Problem to work on:
What follows is a set of entries. Give them again exactly, without the pictures.

Task material:
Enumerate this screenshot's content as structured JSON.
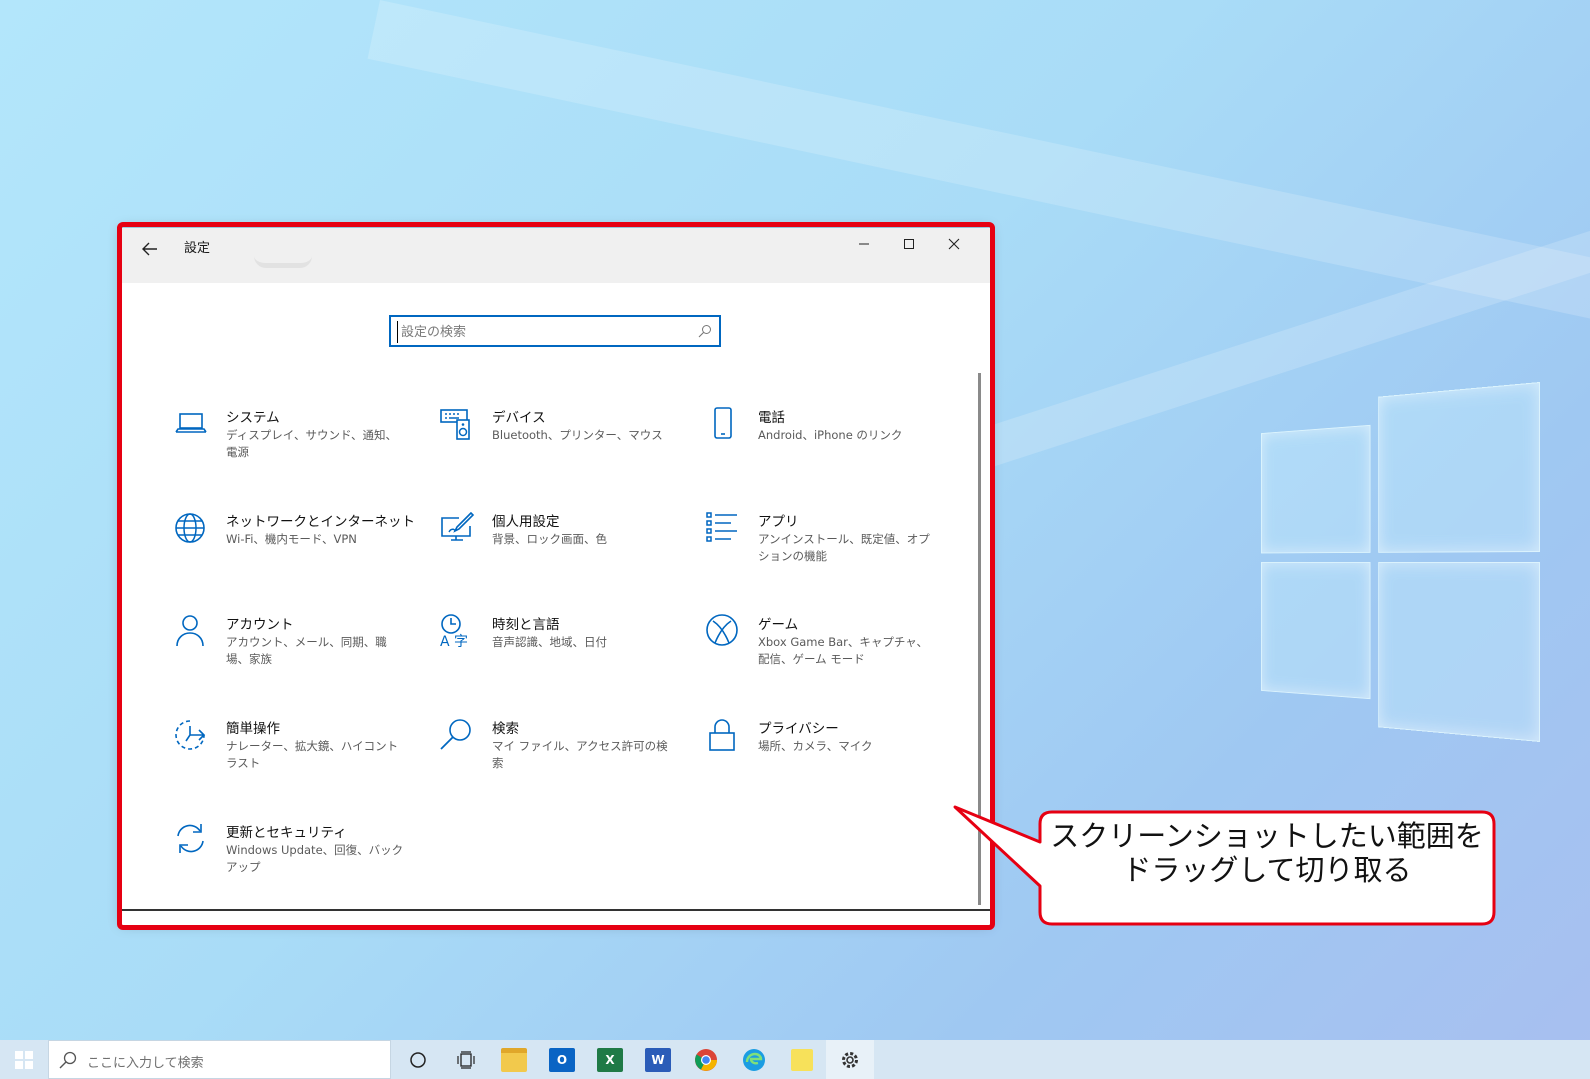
{
  "window": {
    "title": "設定",
    "search_placeholder": "設定の検索"
  },
  "categories": [
    {
      "title": "システム",
      "desc": "ディスプレイ、サウンド、通知、電源",
      "icon": "laptop-icon"
    },
    {
      "title": "デバイス",
      "desc": "Bluetooth、プリンター、マウス",
      "icon": "keyboard-speaker-icon"
    },
    {
      "title": "電話",
      "desc": "Android、iPhone のリンク",
      "icon": "phone-icon"
    },
    {
      "title": "ネットワークとインターネット",
      "desc": "Wi-Fi、機内モード、VPN",
      "icon": "globe-icon"
    },
    {
      "title": "個人用設定",
      "desc": "背景、ロック画面、色",
      "icon": "paintbrush-monitor-icon"
    },
    {
      "title": "アプリ",
      "desc": "アンインストール、既定値、オプションの機能",
      "icon": "app-list-icon"
    },
    {
      "title": "アカウント",
      "desc": "アカウント、メール、同期、職場、家族",
      "icon": "person-icon"
    },
    {
      "title": "時刻と言語",
      "desc": "音声認識、地域、日付",
      "icon": "time-language-icon"
    },
    {
      "title": "ゲーム",
      "desc": "Xbox Game Bar、キャプチャ、配信、ゲーム モード",
      "icon": "xbox-icon"
    },
    {
      "title": "簡単操作",
      "desc": "ナレーター、拡大鏡、ハイコントラスト",
      "icon": "ease-of-access-icon"
    },
    {
      "title": "検索",
      "desc": "マイ ファイル、アクセス許可の検索",
      "icon": "search-icon"
    },
    {
      "title": "プライバシー",
      "desc": "場所、カメラ、マイク",
      "icon": "lock-icon"
    },
    {
      "title": "更新とセキュリティ",
      "desc": "Windows Update、回復、バックアップ",
      "icon": "sync-arrows-icon"
    }
  ],
  "callout": {
    "line1": "スクリーンショットしたい範囲を",
    "line2": "ドラッグして切り取る"
  },
  "taskbar": {
    "search_placeholder": "ここに入力して検索",
    "apps": [
      "start-icon",
      "cortana-icon",
      "task-view-icon",
      "file-explorer-icon",
      "outlook-icon",
      "excel-icon",
      "word-icon",
      "chrome-icon",
      "edge-icon",
      "sticky-notes-icon",
      "settings-gear-icon"
    ]
  },
  "colors": {
    "accent": "#0067c0",
    "highlight_red": "#e60012",
    "desktop": "#aedff8"
  }
}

Expected output:
Enumerate this screenshot's content as structured JSON.
{
  "window": {
    "title": "設定",
    "search_placeholder": "設定の検索"
  },
  "categories": [
    {
      "title": "システム",
      "desc": "ディスプレイ、サウンド、通知、電源",
      "icon": "laptop-icon"
    },
    {
      "title": "デバイス",
      "desc": "Bluetooth、プリンター、マウス",
      "icon": "keyboard-speaker-icon"
    },
    {
      "title": "電話",
      "desc": "Android、iPhone のリンク",
      "icon": "phone-icon"
    },
    {
      "title": "ネットワークとインターネット",
      "desc": "Wi-Fi、機内モード、VPN",
      "icon": "globe-icon"
    },
    {
      "title": "個人用設定",
      "desc": "背景、ロック画面、色",
      "icon": "paintbrush-monitor-icon"
    },
    {
      "title": "アプリ",
      "desc": "アンインストール、既定値、オプションの機能",
      "icon": "app-list-icon"
    },
    {
      "title": "アカウント",
      "desc": "アカウント、メール、同期、職場、家族",
      "icon": "person-icon"
    },
    {
      "title": "時刻と言語",
      "desc": "音声認識、地域、日付",
      "icon": "time-language-icon"
    },
    {
      "title": "ゲーム",
      "desc": "Xbox Game Bar、キャプチャ、配信、ゲーム モード",
      "icon": "xbox-icon"
    },
    {
      "title": "簡単操作",
      "desc": "ナレーター、拡大鏡、ハイコントラスト",
      "icon": "ease-of-access-icon"
    },
    {
      "title": "検索",
      "desc": "マイ ファイル、アクセス許可の検索",
      "icon": "search-icon"
    },
    {
      "title": "プライバシー",
      "desc": "場所、カメラ、マイク",
      "icon": "lock-icon"
    },
    {
      "title": "更新とセキュリティ",
      "desc": "Windows Update、回復、バックアップ",
      "icon": "sync-arrows-icon"
    }
  ],
  "callout": {
    "line1": "スクリーンショットしたい範囲を",
    "line2": "ドラッグして切り取る"
  },
  "taskbar": {
    "search_placeholder": "ここに入力して検索",
    "apps": [
      "start-icon",
      "cortana-icon",
      "task-view-icon",
      "file-explorer-icon",
      "outlook-icon",
      "excel-icon",
      "word-icon",
      "chrome-icon",
      "edge-icon",
      "sticky-notes-icon",
      "settings-gear-icon"
    ]
  },
  "colors": {
    "accent": "#0067c0",
    "highlight_red": "#e60012",
    "desktop": "#aedff8"
  }
}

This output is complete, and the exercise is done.